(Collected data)
***

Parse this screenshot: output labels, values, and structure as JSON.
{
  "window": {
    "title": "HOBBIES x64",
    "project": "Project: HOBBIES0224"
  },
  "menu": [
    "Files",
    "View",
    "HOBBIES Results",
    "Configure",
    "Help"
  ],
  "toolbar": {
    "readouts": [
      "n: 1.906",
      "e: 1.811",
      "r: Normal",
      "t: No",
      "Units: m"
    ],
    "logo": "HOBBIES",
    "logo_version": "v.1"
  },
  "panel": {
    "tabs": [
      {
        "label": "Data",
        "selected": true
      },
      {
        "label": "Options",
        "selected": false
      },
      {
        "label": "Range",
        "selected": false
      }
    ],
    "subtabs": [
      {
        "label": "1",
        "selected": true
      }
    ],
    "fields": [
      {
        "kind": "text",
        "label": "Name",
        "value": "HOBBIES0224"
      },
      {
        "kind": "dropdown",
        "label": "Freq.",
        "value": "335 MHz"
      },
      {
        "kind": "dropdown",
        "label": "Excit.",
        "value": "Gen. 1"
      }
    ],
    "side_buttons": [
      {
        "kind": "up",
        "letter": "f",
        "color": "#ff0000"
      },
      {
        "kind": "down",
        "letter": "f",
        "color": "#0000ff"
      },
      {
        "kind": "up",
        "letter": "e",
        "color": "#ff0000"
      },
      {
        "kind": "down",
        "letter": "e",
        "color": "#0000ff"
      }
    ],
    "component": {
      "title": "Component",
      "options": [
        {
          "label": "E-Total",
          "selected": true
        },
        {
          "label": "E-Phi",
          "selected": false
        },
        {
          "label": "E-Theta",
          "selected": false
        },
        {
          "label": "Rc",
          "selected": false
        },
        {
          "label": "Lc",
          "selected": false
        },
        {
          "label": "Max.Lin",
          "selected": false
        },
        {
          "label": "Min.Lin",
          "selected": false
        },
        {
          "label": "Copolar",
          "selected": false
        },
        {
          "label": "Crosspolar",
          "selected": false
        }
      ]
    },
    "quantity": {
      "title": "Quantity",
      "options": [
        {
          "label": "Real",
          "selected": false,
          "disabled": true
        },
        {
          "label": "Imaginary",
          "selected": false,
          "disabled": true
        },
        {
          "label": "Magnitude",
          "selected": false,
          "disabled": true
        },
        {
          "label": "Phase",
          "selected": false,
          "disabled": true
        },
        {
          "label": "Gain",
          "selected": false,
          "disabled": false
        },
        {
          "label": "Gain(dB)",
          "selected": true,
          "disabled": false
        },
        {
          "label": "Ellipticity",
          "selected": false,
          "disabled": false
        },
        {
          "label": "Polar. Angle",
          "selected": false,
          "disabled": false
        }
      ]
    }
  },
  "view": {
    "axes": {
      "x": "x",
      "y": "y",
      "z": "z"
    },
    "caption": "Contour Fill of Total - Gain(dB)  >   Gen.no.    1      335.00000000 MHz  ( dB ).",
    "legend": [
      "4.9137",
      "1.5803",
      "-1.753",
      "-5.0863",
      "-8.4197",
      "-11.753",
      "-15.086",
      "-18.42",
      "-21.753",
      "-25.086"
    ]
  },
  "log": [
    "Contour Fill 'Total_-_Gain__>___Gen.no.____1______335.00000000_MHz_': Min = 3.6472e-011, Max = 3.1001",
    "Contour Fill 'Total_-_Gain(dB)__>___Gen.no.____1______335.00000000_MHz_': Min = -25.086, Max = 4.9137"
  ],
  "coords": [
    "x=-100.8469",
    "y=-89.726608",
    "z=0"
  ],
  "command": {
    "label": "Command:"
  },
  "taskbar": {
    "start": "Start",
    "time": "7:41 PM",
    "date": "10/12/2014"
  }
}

***

(What you need to do): Pull out each record as written and restate it exactly.

(Task answer):
Parse this screenshot: output labels, values, and structure as JSON.
{
  "window": {
    "title": "HOBBIES x64",
    "project": "Project: HOBBIES0224"
  },
  "menu": [
    "Files",
    "View",
    "HOBBIES Results",
    "Configure",
    "Help"
  ],
  "toolbar": {
    "readouts": [
      "n: 1.906",
      "e: 1.811",
      "r: Normal",
      "t: No",
      "Units: m"
    ],
    "logo": "HOBBIES",
    "logo_version": "v.1"
  },
  "panel": {
    "tabs": [
      {
        "label": "Data",
        "selected": true
      },
      {
        "label": "Options",
        "selected": false
      },
      {
        "label": "Range",
        "selected": false
      }
    ],
    "subtabs": [
      {
        "label": "1",
        "selected": true
      }
    ],
    "fields": [
      {
        "kind": "text",
        "label": "Name",
        "value": "HOBBIES0224"
      },
      {
        "kind": "dropdown",
        "label": "Freq.",
        "value": "335 MHz"
      },
      {
        "kind": "dropdown",
        "label": "Excit.",
        "value": "Gen. 1"
      }
    ],
    "side_buttons": [
      {
        "kind": "up",
        "letter": "f",
        "color": "#ff0000"
      },
      {
        "kind": "down",
        "letter": "f",
        "color": "#0000ff"
      },
      {
        "kind": "up",
        "letter": "e",
        "color": "#ff0000"
      },
      {
        "kind": "down",
        "letter": "e",
        "color": "#0000ff"
      }
    ],
    "component": {
      "title": "Component",
      "options": [
        {
          "label": "E-Total",
          "selected": true
        },
        {
          "label": "E-Phi",
          "selected": false
        },
        {
          "label": "E-Theta",
          "selected": false
        },
        {
          "label": "Rc",
          "selected": false
        },
        {
          "label": "Lc",
          "selected": false
        },
        {
          "label": "Max.Lin",
          "selected": false
        },
        {
          "label": "Min.Lin",
          "selected": false
        },
        {
          "label": "Copolar",
          "selected": false
        },
        {
          "label": "Crosspolar",
          "selected": false
        }
      ]
    },
    "quantity": {
      "title": "Quantity",
      "options": [
        {
          "label": "Real",
          "selected": false,
          "disabled": true
        },
        {
          "label": "Imaginary",
          "selected": false,
          "disabled": true
        },
        {
          "label": "Magnitude",
          "selected": false,
          "disabled": true
        },
        {
          "label": "Phase",
          "selected": false,
          "disabled": true
        },
        {
          "label": "Gain",
          "selected": false,
          "disabled": false
        },
        {
          "label": "Gain(dB)",
          "selected": true,
          "disabled": false
        },
        {
          "label": "Ellipticity",
          "selected": false,
          "disabled": false
        },
        {
          "label": "Polar. Angle",
          "selected": false,
          "disabled": false
        }
      ]
    }
  },
  "view": {
    "axes": {
      "x": "x",
      "y": "y",
      "z": "z"
    },
    "caption": "Contour Fill of Total - Gain(dB)  >   Gen.no.    1      335.00000000 MHz  ( dB ).",
    "legend": [
      "4.9137",
      "1.5803",
      "-1.753",
      "-5.0863",
      "-8.4197",
      "-11.753",
      "-15.086",
      "-18.42",
      "-21.753",
      "-25.086"
    ]
  },
  "log": [
    "Contour Fill 'Total_-_Gain__>___Gen.no.____1______335.00000000_MHz_': Min = 3.6472e-011, Max = 3.1001",
    "Contour Fill 'Total_-_Gain(dB)__>___Gen.no.____1______335.00000000_MHz_': Min = -25.086, Max = 4.9137"
  ],
  "coords": [
    "x=-100.8469",
    "y=-89.726608",
    "z=0"
  ],
  "command": {
    "label": "Command:"
  },
  "taskbar": {
    "start": "Start",
    "time": "7:41 PM",
    "date": "10/12/2014"
  }
}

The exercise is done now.